▸ Goal of the exercise:
Check each line of the listing below for the string "Notepad", and give only how many lines hold it.

▸ Input rows:
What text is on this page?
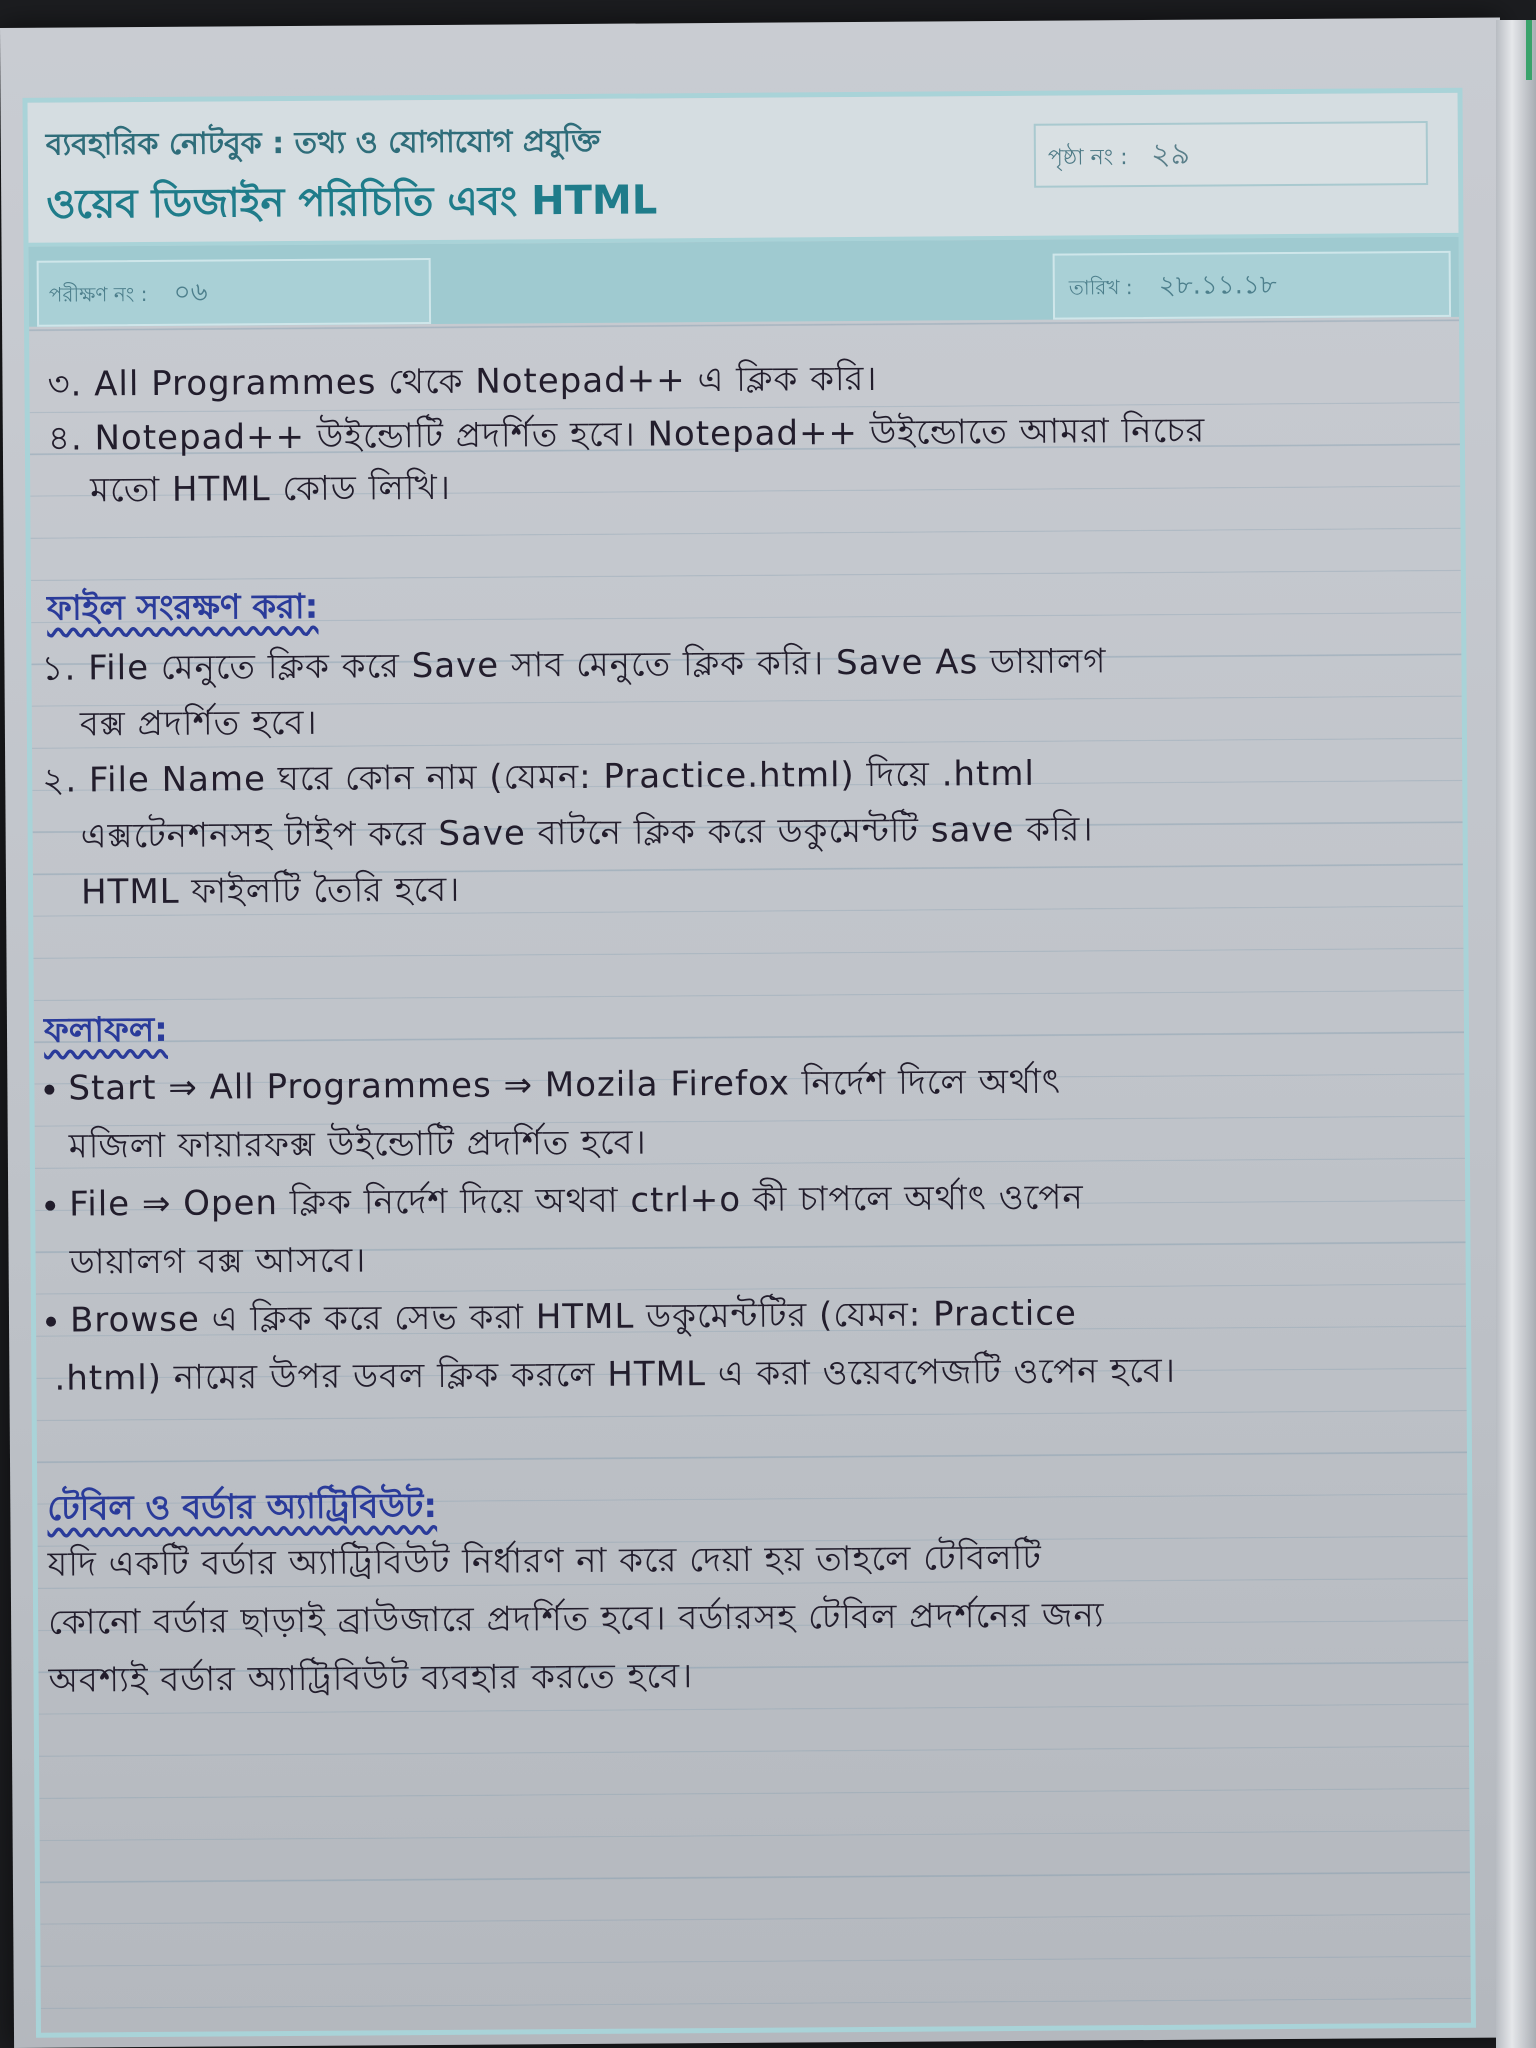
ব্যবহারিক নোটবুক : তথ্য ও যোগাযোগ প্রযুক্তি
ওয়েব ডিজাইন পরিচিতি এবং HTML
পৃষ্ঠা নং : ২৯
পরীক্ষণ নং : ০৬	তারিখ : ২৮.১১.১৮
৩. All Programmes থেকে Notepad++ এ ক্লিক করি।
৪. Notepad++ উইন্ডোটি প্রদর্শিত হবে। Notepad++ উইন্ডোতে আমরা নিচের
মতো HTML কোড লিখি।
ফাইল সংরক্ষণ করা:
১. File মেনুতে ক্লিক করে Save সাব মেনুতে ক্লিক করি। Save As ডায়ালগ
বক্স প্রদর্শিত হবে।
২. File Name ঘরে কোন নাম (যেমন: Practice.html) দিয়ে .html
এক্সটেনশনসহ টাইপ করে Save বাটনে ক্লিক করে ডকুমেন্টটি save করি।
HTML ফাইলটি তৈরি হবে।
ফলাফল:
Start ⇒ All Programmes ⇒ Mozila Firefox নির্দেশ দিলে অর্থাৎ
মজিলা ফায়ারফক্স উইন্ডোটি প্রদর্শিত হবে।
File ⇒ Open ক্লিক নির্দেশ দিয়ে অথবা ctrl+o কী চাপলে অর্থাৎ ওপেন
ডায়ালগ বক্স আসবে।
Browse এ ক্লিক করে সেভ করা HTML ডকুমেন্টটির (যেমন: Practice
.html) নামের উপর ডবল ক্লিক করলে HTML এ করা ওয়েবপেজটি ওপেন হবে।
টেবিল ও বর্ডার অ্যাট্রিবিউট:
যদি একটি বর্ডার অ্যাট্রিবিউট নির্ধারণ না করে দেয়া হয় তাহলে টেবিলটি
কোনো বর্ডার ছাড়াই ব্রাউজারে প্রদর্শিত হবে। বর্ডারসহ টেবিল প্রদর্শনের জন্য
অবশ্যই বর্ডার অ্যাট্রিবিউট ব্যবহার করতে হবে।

...

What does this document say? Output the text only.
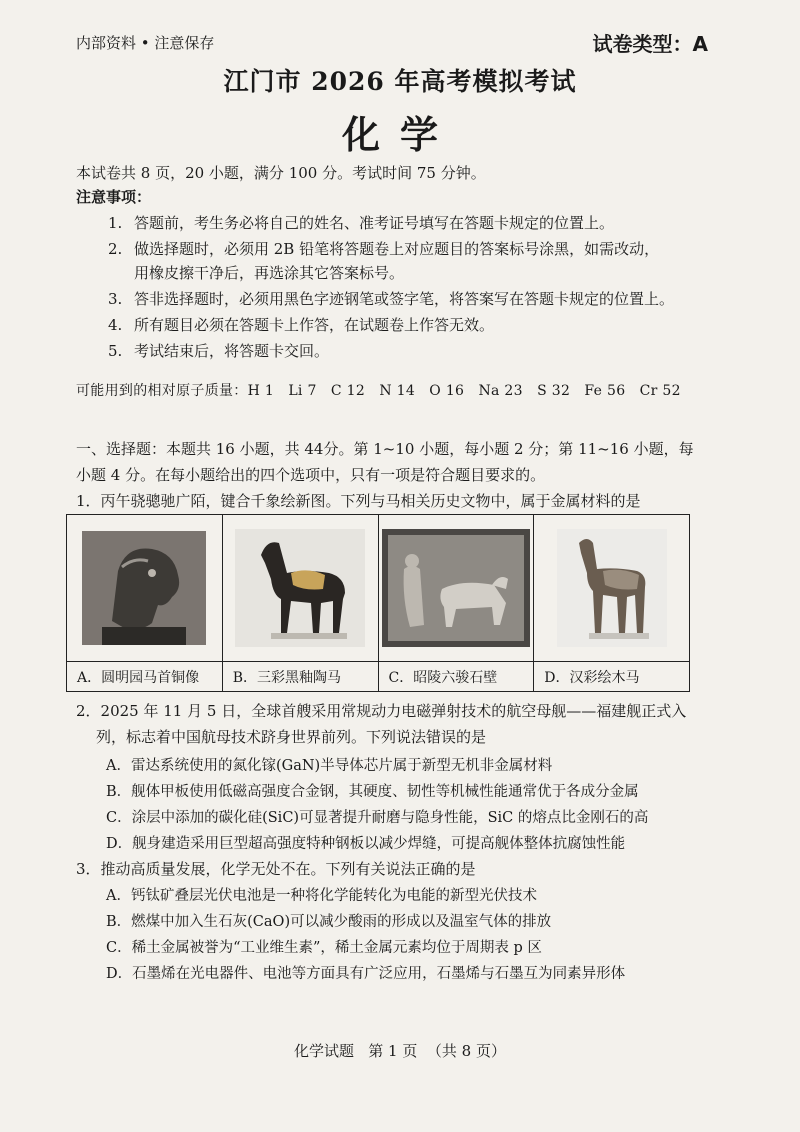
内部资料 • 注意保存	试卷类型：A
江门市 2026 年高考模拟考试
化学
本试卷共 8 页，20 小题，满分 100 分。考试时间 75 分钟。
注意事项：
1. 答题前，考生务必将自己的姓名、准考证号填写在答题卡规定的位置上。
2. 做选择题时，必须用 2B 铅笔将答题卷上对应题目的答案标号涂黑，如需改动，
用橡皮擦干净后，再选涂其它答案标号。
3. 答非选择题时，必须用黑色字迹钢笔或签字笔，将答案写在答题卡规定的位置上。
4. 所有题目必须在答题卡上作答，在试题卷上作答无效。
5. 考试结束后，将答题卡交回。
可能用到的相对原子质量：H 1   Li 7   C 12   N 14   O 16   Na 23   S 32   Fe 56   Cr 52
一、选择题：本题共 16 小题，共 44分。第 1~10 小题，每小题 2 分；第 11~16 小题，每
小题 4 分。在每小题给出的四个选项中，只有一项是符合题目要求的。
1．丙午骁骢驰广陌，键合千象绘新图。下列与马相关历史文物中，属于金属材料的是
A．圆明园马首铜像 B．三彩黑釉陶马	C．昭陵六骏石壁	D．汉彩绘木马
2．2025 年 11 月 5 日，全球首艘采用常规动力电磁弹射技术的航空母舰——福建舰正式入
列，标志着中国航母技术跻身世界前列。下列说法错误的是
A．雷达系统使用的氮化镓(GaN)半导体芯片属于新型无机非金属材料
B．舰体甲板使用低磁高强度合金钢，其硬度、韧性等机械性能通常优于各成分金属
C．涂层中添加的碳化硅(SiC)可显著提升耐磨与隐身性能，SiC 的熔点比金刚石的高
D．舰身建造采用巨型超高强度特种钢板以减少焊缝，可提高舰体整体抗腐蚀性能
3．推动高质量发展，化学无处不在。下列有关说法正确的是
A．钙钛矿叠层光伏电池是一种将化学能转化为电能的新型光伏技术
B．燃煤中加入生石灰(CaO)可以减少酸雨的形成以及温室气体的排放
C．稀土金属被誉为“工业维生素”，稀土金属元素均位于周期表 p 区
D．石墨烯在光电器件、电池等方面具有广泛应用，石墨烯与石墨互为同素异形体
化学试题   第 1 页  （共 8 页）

...

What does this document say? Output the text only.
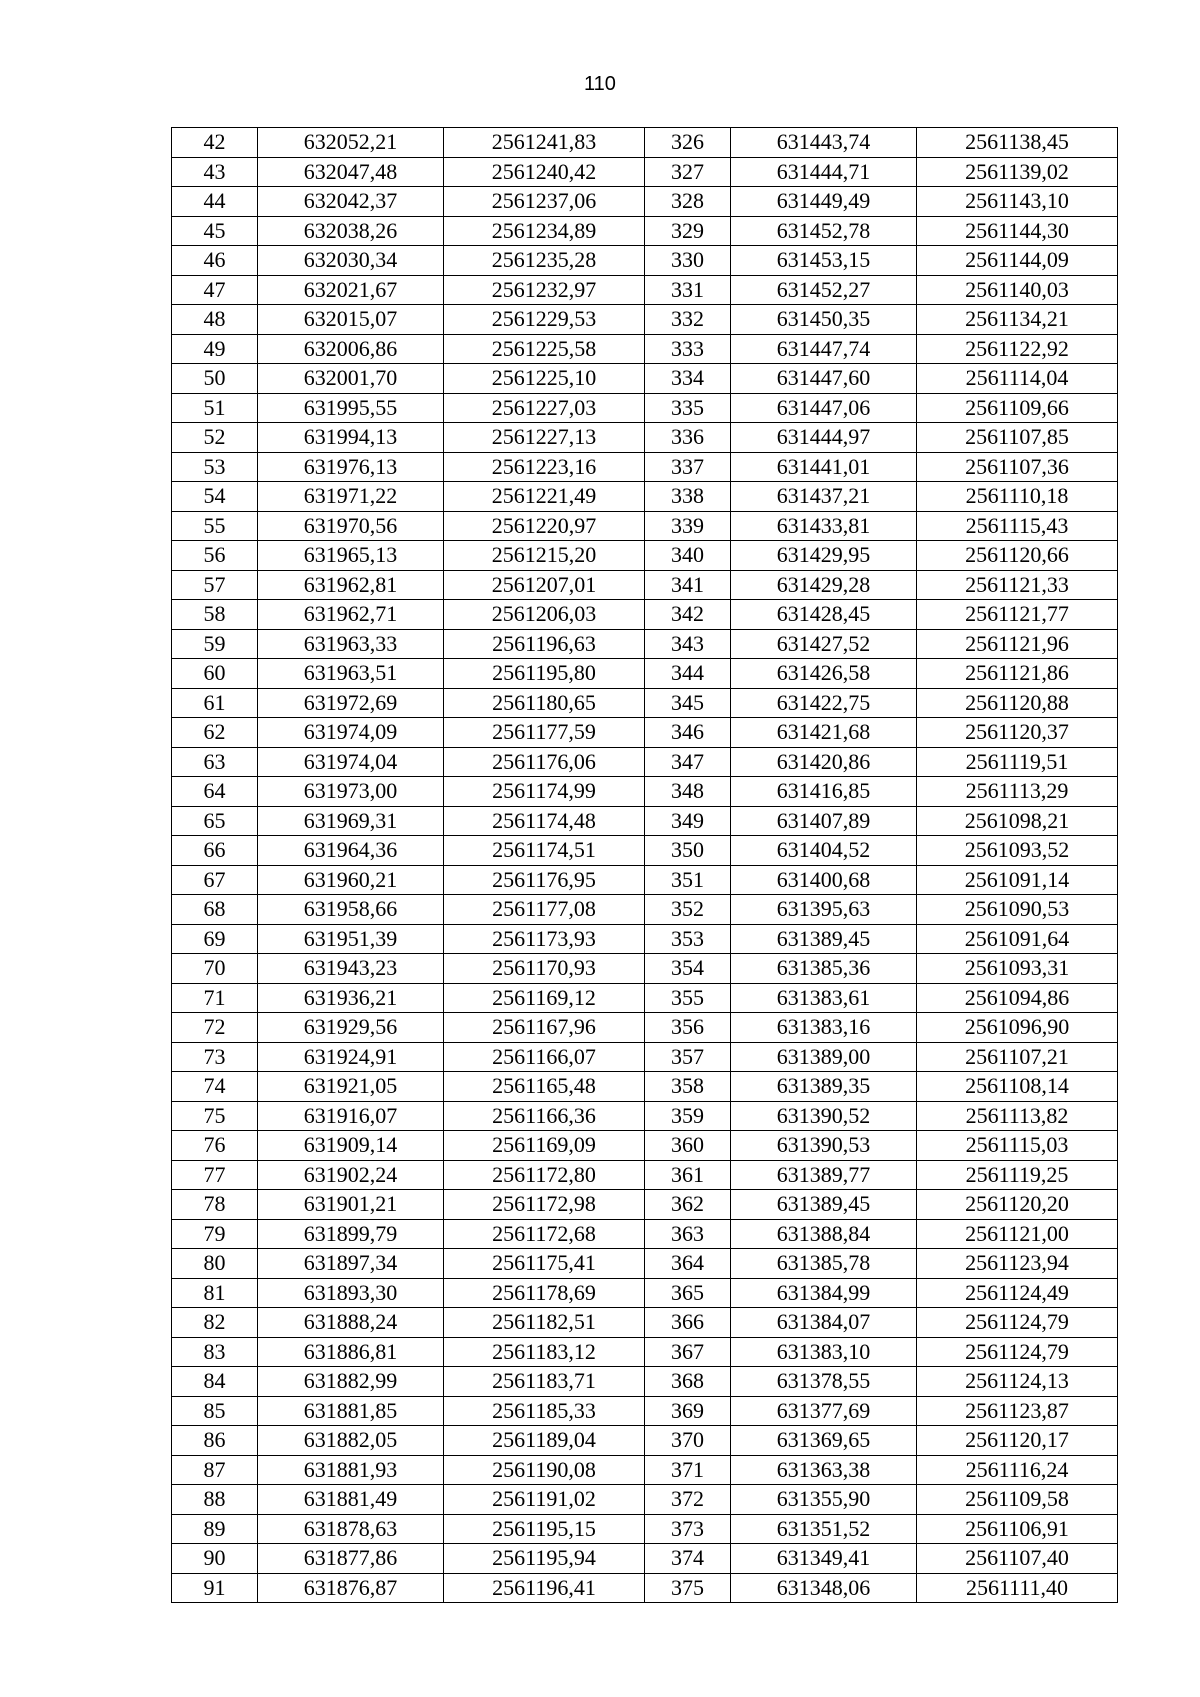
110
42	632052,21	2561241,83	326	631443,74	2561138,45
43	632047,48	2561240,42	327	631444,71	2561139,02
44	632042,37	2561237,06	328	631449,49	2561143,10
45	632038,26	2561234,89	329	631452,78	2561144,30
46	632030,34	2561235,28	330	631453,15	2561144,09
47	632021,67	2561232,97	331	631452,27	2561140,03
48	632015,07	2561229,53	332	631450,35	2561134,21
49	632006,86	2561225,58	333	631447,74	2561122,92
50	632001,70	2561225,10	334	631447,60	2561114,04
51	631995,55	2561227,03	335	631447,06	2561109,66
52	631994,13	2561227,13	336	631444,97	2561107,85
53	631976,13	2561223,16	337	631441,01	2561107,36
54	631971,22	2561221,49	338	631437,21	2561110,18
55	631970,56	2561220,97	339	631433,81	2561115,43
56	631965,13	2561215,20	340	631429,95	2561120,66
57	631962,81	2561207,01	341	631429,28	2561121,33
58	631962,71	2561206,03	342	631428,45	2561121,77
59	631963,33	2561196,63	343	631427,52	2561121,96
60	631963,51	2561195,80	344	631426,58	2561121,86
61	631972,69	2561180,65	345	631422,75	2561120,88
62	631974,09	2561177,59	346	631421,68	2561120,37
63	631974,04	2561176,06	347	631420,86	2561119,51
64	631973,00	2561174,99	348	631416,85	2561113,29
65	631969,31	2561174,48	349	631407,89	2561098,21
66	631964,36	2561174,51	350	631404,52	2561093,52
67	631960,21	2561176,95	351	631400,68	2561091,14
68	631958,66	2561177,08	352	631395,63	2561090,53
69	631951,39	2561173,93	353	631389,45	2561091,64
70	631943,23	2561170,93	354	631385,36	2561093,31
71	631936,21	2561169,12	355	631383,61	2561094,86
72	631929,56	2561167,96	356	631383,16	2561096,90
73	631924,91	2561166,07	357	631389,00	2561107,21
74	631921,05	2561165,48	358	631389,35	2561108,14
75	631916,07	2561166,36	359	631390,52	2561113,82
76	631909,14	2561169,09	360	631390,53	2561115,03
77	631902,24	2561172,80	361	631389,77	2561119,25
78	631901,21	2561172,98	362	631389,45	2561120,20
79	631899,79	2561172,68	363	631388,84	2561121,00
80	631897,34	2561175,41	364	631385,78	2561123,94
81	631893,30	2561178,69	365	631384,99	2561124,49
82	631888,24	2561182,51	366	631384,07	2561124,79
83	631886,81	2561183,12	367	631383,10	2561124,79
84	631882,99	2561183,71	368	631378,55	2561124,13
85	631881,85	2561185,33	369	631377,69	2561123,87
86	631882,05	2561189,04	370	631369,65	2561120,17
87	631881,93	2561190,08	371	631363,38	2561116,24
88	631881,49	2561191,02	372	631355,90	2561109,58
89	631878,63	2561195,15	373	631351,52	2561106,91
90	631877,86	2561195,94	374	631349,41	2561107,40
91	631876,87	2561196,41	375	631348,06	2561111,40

▸ Output below:
2